PROBLEM = Which lines hold the word "this"? Copy each one.

MATERIAL PROVIDED =
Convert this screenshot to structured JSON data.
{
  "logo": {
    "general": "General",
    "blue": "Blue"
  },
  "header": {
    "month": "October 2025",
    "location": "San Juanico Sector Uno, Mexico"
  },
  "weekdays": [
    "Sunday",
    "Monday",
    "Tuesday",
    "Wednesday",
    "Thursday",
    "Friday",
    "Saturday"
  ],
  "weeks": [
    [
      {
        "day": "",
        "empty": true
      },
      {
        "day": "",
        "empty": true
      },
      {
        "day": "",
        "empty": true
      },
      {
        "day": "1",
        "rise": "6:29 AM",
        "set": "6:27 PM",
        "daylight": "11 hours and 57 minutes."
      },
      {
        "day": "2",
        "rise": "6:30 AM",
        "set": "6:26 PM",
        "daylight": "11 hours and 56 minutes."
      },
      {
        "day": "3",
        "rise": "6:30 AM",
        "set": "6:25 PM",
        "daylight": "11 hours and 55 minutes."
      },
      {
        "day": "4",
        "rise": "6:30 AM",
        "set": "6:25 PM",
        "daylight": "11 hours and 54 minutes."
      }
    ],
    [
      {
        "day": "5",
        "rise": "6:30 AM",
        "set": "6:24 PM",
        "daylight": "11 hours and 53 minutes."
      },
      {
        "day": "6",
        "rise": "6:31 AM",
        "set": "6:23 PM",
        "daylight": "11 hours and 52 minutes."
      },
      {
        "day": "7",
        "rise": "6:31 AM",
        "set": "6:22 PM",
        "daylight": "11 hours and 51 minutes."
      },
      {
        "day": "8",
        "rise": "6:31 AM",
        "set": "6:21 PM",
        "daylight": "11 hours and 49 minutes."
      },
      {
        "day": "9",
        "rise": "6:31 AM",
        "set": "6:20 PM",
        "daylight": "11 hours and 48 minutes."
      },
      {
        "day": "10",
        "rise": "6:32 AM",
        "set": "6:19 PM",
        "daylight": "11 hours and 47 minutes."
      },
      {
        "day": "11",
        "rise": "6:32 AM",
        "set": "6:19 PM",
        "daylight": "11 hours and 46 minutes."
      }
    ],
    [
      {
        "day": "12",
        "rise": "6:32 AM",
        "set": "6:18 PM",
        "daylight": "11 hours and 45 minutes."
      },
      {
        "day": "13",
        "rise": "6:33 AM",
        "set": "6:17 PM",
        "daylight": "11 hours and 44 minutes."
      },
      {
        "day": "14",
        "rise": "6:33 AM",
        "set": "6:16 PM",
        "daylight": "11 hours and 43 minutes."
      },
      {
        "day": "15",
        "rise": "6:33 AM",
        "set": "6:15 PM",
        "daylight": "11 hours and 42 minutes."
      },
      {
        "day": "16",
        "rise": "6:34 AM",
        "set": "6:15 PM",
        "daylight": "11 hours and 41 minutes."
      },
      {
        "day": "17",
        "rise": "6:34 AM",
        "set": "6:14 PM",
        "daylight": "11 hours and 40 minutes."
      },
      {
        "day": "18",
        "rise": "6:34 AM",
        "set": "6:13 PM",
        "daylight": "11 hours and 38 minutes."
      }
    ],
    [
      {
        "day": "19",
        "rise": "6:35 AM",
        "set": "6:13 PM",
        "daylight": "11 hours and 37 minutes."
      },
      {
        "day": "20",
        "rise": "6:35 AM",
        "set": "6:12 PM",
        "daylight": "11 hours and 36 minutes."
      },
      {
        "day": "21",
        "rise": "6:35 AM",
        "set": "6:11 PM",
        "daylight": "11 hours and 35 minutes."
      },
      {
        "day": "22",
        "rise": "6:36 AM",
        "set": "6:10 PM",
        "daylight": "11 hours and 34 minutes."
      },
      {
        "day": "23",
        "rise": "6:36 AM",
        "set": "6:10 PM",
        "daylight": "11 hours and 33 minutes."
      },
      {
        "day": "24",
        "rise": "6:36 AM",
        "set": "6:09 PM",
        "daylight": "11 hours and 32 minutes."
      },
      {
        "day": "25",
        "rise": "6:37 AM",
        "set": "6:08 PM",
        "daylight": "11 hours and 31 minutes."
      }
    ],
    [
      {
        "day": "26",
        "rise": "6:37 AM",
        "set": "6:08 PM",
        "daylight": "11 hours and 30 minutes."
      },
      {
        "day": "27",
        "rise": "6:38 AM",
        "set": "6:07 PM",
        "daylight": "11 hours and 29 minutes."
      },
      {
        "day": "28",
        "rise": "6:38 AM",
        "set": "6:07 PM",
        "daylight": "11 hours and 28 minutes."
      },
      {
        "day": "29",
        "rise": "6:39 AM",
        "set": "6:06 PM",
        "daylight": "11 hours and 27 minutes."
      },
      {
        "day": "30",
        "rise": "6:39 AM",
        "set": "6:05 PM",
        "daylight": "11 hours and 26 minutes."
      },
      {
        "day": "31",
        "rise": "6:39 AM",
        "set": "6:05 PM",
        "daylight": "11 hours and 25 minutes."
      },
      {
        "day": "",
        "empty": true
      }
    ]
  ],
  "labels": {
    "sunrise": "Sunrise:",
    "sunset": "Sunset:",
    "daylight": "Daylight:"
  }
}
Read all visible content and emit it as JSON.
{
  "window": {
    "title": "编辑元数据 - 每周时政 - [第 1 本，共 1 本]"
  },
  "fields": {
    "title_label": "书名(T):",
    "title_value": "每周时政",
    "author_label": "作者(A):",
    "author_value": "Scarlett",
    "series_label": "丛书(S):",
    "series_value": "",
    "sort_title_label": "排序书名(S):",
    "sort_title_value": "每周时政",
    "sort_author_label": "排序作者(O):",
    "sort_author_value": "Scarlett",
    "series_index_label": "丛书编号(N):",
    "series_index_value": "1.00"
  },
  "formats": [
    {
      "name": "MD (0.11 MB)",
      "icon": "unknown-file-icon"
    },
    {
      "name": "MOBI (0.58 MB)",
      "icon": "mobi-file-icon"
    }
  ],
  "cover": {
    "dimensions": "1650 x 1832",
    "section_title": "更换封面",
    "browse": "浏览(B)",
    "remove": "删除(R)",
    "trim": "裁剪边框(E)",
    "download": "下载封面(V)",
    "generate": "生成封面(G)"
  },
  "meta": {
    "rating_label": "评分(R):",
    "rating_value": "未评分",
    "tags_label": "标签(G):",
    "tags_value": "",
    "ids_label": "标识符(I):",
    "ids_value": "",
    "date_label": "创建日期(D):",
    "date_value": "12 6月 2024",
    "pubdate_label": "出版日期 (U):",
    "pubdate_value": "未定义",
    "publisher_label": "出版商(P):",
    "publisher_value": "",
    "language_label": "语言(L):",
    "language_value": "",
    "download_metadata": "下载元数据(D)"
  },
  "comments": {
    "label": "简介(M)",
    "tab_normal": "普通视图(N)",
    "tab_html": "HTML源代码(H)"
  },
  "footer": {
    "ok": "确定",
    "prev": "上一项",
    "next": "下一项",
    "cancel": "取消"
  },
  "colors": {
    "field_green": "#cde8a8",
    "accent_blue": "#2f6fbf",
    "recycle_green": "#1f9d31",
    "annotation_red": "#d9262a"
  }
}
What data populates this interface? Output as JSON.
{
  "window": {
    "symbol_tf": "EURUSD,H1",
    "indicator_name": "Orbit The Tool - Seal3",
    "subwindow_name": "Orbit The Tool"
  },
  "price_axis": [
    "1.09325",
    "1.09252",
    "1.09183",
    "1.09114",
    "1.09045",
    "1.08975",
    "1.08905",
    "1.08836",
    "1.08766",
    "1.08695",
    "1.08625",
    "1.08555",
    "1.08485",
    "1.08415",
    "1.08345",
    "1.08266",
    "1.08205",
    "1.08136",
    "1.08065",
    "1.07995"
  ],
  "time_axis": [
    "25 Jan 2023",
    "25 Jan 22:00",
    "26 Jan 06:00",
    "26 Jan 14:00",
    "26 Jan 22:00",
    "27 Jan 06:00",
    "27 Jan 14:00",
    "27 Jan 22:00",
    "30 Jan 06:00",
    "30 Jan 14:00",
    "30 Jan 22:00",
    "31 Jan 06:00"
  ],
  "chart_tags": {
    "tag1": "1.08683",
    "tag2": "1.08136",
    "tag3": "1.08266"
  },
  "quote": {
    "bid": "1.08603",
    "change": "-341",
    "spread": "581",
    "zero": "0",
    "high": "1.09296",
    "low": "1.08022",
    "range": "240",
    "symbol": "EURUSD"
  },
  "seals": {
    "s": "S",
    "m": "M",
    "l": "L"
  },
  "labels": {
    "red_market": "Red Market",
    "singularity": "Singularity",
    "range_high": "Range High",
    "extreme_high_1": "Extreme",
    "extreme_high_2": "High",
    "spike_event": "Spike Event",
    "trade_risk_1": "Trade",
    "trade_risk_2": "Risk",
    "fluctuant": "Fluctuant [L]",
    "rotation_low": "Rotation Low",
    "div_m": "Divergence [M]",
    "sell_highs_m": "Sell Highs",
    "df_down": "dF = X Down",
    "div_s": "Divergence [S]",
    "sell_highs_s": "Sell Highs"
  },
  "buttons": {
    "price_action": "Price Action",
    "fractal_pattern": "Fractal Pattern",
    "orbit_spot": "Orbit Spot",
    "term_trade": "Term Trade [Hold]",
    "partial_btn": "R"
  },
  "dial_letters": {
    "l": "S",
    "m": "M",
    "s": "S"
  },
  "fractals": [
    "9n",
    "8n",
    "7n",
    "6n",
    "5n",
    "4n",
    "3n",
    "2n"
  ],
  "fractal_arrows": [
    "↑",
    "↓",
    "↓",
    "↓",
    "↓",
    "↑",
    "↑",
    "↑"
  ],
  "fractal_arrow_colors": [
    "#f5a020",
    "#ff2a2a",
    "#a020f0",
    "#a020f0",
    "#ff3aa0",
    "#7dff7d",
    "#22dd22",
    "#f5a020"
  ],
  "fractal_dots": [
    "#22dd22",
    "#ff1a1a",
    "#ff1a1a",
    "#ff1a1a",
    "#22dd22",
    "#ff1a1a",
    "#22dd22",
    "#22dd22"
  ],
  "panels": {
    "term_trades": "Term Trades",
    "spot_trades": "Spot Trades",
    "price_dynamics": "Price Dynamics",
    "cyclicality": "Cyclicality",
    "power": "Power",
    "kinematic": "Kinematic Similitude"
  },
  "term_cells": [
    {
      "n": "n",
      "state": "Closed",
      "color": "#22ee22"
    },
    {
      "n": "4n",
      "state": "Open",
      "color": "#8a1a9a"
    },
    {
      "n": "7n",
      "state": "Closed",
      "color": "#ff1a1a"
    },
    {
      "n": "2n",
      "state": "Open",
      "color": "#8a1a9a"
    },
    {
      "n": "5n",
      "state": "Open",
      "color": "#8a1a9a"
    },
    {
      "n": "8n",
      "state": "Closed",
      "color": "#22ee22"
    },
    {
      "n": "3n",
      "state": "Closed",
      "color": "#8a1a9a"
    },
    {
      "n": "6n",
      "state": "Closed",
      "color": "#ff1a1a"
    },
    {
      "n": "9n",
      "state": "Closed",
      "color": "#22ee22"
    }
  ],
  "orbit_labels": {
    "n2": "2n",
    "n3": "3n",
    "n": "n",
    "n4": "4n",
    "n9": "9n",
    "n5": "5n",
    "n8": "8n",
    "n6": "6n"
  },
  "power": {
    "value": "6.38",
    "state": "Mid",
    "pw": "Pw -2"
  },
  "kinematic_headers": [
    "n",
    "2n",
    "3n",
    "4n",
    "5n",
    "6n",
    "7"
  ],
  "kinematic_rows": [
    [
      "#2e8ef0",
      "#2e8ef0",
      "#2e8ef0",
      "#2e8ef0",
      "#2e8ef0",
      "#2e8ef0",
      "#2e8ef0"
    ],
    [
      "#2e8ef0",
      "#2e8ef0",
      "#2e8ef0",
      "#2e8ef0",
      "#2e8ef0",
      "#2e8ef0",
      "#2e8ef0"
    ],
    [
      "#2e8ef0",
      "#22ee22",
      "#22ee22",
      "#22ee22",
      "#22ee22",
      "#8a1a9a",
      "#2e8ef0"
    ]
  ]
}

EXERCISE ANSWER =
Convert this screenshot to structured JSON data.
What data populates this interface? Output as JSON.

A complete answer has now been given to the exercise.